昭和の人口激増期における開発と建替えを扱う本文を、最後の文の次から書き継いでください。

> **本文**
============================================================

1.1 開発と建替えで豊になった昭和の人口激増時代
昭和後半の日本は、人口激増、経済高度成長、生活水準の向上に伴う良質住宅・ビルへの移動のトリプルアクセルにより、未曾有の新築戸建て住宅、マンション、ビル需要が生じた。沸いて出来る需要に応えるべく、戦後焼け野原に建てられた木造狭小建物の街と農村だった日本が、
都市部では、市街地再開発法による再開発、ビル・マンションへの建替え、
郊外では、宅地造成・開発、デベロッパーによる団地及びマンション建築 が急ピッチで進めらた。第二次世界大戦後の高度経済成長後、地価は右肩上がりにあがり、市街地再開発、宅地造成、ビル・マンションへの建替えを通して、一億総中流で欧米先進国の豊かな中流生活を手に入れた。

============================================================

[保存済みデータ]

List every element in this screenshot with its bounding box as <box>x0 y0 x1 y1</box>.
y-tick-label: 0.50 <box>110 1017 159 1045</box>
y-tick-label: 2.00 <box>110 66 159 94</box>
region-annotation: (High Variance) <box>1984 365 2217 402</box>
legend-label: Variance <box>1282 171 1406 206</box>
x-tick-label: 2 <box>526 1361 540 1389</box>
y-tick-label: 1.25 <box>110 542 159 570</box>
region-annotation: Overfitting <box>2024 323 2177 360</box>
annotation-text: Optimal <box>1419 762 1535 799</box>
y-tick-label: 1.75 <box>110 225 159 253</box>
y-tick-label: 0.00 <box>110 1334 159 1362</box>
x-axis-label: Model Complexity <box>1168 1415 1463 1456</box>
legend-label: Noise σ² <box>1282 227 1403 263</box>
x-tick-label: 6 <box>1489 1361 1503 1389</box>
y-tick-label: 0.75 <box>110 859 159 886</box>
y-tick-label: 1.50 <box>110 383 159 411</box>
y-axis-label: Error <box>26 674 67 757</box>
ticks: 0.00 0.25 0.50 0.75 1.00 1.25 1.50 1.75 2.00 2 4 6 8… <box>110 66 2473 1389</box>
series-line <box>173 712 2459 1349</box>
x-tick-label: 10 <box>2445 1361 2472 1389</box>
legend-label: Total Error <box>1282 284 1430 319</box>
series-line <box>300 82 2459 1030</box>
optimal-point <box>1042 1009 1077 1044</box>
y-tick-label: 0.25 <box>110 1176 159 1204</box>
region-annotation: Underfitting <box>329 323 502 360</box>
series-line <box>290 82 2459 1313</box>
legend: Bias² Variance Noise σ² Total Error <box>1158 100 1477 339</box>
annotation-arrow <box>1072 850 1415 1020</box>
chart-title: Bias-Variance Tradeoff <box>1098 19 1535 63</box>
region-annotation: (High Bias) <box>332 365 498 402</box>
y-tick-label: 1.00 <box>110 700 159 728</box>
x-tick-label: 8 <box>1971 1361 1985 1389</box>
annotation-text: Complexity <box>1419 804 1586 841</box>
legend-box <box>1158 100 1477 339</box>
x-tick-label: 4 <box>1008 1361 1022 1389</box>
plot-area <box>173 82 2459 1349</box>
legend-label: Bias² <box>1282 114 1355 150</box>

============================================================

> **実行結果**
1.2 需要激増時代は古い建物は建替えが合理的だった
需要激増時代は、市街地であれば、建物が古くなったら、より新しく大きな建物に建て替える事で、土地が産む使用利益を増やし、資産価値を高める事ができた。その最たる手段が、市街地再開発法ビジネスモデルである。木造狭小建物の街で、土地をまとめて大きなビルやマンションを建てる事で、保留床で建築費を賄い、かつ公共施設も設置するこの手法は、地権者は資産が増え、良質物件需要者には需要が現れ、地域は街がきれいになり、市区町村は公共施設を無料で設置でき、デベロッパーは利益になる。5者WINの完璧な錬金術法だった。

1.3 人口激増時代から人口激減時代へと転換した
しかし日本は2008年をピークに人口が減少に転じた。平成の頃はまだ繁栄の余韻が続いたが、令和も深まり近年、人口激減が本格化し、少子高齢化がもたらす社会の歪みが各所で見えるようになった。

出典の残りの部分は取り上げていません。